**Task to carry out**
Repeat the listing in full, exactly as it stands.

**Input records**

====================

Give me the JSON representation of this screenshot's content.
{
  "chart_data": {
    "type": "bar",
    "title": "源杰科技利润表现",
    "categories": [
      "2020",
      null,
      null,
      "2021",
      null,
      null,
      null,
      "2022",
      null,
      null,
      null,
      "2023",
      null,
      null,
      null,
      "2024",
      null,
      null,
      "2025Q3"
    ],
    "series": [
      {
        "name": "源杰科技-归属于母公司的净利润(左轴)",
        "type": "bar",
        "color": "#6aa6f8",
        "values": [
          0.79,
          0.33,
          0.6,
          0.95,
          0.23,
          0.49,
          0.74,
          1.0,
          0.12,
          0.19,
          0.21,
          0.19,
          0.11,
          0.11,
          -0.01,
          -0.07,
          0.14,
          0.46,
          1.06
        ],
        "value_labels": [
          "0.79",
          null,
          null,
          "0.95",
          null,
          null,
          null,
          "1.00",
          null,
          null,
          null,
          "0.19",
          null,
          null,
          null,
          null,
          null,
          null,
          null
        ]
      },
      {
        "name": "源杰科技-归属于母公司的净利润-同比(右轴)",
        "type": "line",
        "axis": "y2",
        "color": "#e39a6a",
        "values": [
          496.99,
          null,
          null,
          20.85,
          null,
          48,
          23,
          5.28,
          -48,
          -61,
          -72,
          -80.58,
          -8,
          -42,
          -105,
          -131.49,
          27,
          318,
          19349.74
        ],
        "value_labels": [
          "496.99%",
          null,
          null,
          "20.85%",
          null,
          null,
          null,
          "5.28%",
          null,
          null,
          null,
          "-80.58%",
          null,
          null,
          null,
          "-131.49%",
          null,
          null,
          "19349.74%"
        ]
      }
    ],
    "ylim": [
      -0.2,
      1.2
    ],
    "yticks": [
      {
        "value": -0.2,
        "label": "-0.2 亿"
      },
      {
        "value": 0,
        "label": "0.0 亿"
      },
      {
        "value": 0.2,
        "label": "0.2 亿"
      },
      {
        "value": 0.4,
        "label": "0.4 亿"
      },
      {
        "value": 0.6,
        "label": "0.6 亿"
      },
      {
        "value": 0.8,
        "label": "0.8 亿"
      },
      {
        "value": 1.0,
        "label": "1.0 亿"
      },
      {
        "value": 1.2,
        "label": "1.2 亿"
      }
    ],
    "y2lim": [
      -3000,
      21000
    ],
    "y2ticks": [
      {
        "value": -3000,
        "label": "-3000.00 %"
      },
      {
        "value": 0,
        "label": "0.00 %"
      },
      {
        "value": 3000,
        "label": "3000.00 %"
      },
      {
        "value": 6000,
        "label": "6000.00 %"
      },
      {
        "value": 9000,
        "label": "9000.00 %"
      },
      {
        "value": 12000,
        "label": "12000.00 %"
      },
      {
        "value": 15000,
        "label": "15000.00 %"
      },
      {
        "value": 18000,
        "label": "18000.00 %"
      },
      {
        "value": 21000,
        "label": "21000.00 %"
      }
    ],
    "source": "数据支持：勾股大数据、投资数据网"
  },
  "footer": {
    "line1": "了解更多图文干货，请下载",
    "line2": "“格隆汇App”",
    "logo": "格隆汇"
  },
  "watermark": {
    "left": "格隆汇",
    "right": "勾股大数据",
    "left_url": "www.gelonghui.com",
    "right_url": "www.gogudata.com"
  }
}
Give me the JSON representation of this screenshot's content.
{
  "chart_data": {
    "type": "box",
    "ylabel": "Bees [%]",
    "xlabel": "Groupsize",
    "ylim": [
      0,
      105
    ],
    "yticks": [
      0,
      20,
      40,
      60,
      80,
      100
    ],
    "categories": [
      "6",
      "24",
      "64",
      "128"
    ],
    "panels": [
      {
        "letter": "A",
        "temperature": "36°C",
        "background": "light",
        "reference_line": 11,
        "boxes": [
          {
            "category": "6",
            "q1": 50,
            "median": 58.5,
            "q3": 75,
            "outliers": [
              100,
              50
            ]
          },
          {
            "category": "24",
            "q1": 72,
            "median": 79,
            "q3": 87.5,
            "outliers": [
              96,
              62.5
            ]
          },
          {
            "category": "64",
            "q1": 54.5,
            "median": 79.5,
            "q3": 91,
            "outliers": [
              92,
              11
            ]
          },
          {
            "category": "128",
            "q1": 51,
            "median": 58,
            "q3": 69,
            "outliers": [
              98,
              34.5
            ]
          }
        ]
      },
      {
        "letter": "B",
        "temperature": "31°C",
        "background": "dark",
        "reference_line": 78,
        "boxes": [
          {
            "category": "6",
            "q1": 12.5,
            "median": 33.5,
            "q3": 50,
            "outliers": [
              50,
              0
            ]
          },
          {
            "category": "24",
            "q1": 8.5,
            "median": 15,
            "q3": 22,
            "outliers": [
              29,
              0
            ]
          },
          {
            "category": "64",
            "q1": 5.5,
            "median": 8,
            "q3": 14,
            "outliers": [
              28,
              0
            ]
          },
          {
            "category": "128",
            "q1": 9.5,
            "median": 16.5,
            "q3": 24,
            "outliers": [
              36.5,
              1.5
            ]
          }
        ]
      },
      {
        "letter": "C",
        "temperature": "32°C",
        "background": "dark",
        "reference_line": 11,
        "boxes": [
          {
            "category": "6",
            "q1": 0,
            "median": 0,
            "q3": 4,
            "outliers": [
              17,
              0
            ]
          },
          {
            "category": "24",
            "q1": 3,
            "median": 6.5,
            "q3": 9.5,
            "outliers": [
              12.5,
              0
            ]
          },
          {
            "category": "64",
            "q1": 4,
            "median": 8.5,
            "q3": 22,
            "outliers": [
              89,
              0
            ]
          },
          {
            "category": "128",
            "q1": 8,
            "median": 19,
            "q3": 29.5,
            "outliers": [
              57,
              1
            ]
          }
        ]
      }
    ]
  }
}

====================

**Complete output**
Give me the JSON representation of this screenshot's content.
{
  "chart_data": {
    "type": "bar",
    "title": "源杰科技利润表现",
    "categories": [
      "2020",
      null,
      null,
      "2021",
      null,
      null,
      null,
      "2022",
      null,
      null,
      null,
      "2023",
      null,
      null,
      null,
      "2024",
      null,
      null,
      "2025Q3"
    ],
    "series": [
      {
        "name": "源杰科技-归属于母公司的净利润(左轴)",
        "type": "bar",
        "color": "#6aa6f8",
        "values": [
          0.79,
          0.33,
          0.6,
          0.95,
          0.23,
          0.49,
          0.74,
          1.0,
          0.12,
          0.19,
          0.21,
          0.19,
          0.11,
          0.11,
          -0.01,
          -0.07,
          0.14,
          0.46,
          1.06
        ],
        "value_labels": [
          "0.79",
          null,
          null,
          "0.95",
          null,
          null,
          null,
          "1.00",
          null,
          null,
          null,
          "0.19",
          null,
          null,
          null,
          null,
          null,
          null,
          null
        ]
      },
      {
        "name": "源杰科技-归属于母公司的净利润-同比(右轴)",
        "type": "line",
        "axis": "y2",
        "color": "#e39a6a",
        "values": [
          496.99,
          null,
          null,
          20.85,
          null,
          48,
          23,
          5.28,
          -48,
          -61,
          -72,
          -80.58,
          -8,
          -42,
          -105,
          -131.49,
          27,
          318,
          19349.74
        ],
        "value_labels": [
          "496.99%",
          null,
          null,
          "20.85%",
          null,
          null,
          null,
          "5.28%",
          null,
          null,
          null,
          "-80.58%",
          null,
          null,
          null,
          "-131.49%",
          null,
          null,
          "19349.74%"
        ]
      }
    ],
    "ylim": [
      -0.2,
      1.2
    ],
    "yticks": [
      {
        "value": -0.2,
        "label": "-0.2 亿"
      },
      {
        "value": 0,
        "label": "0.0 亿"
      },
      {
        "value": 0.2,
        "label": "0.2 亿"
      },
      {
        "value": 0.4,
        "label": "0.4 亿"
      },
      {
        "value": 0.6,
        "label": "0.6 亿"
      },
      {
        "value": 0.8,
        "label": "0.8 亿"
      },
      {
        "value": 1.0,
        "label": "1.0 亿"
      },
      {
        "value": 1.2,
        "label": "1.2 亿"
      }
    ],
    "y2lim": [
      -3000,
      21000
    ],
    "y2ticks": [
      {
        "value": -3000,
        "label": "-3000.00 %"
      },
      {
        "value": 0,
        "label": "0.00 %"
      },
      {
        "value": 3000,
        "label": "3000.00 %"
      },
      {
        "value": 6000,
        "label": "6000.00 %"
      },
      {
        "value": 9000,
        "label": "9000.00 %"
      },
      {
        "value": 12000,
        "label": "12000.00 %"
      },
      {
        "value": 15000,
        "label": "15000.00 %"
      },
      {
        "value": 18000,
        "label": "18000.00 %"
      },
      {
        "value": 21000,
        "label": "21000.00 %"
      }
    ],
    "source": "数据支持：勾股大数据、投资数据网"
  },
  "footer": {
    "line1": "了解更多图文干货，请下载",
    "line2": "“格隆汇App”",
    "logo": "格隆汇"
  },
  "watermark": {
    "left": "格隆汇",
    "right": "勾股大数据",
    "left_url": "www.gelonghui.com",
    "right_url": "www.gogudata.com"
  }
}
Give me the JSON representation of this screenshot's content.
{
  "chart_data": {
    "type": "box",
    "ylabel": "Bees [%]",
    "xlabel": "Groupsize",
    "ylim": [
      0,
      105
    ],
    "yticks": [
      0,
      20,
      40,
      60,
      80,
      100
    ],
    "categories": [
      "6",
      "24",
      "64",
      "128"
    ],
    "panels": [
      {
        "letter": "A",
        "temperature": "36°C",
        "background": "light",
        "reference_line": 11,
        "boxes": [
          {
            "category": "6",
            "q1": 50,
            "median": 58.5,
            "q3": 75,
            "outliers": [
              100,
              50
            ]
          },
          {
            "category": "24",
            "q1": 72,
            "median": 79,
            "q3": 87.5,
            "outliers": [
              96,
              62.5
            ]
          },
          {
            "category": "64",
            "q1": 54.5,
            "median": 79.5,
            "q3": 91,
            "outliers": [
              92,
              11
            ]
          },
          {
            "category": "128",
            "q1": 51,
            "median": 58,
            "q3": 69,
            "outliers": [
              98,
              34.5
            ]
          }
        ]
      },
      {
        "letter": "B",
        "temperature": "31°C",
        "background": "dark",
        "reference_line": 78,
        "boxes": [
          {
            "category": "6",
            "q1": 12.5,
            "median": 33.5,
            "q3": 50,
            "outliers": [
              50,
              0
            ]
          },
          {
            "category": "24",
            "q1": 8.5,
            "median": 15,
            "q3": 22,
            "outliers": [
              29,
              0
            ]
          },
          {
            "category": "64",
            "q1": 5.5,
            "median": 8,
            "q3": 14,
            "outliers": [
              28,
              0
            ]
          },
          {
            "category": "128",
            "q1": 9.5,
            "median": 16.5,
            "q3": 24,
            "outliers": [
              36.5,
              1.5
            ]
          }
        ]
      },
      {
        "letter": "C",
        "temperature": "32°C",
        "background": "dark",
        "reference_line": 11,
        "boxes": [
          {
            "category": "6",
            "q1": 0,
            "median": 0,
            "q3": 4,
            "outliers": [
              17,
              0
            ]
          },
          {
            "category": "24",
            "q1": 3,
            "median": 6.5,
            "q3": 9.5,
            "outliers": [
              12.5,
              0
            ]
          },
          {
            "category": "64",
            "q1": 4,
            "median": 8.5,
            "q3": 22,
            "outliers": [
              89,
              0
            ]
          },
          {
            "category": "128",
            "q1": 8,
            "median": 19,
            "q3": 29.5,
            "outliers": [
              57,
              1
            ]
          }
        ]
      }
    ]
  }
}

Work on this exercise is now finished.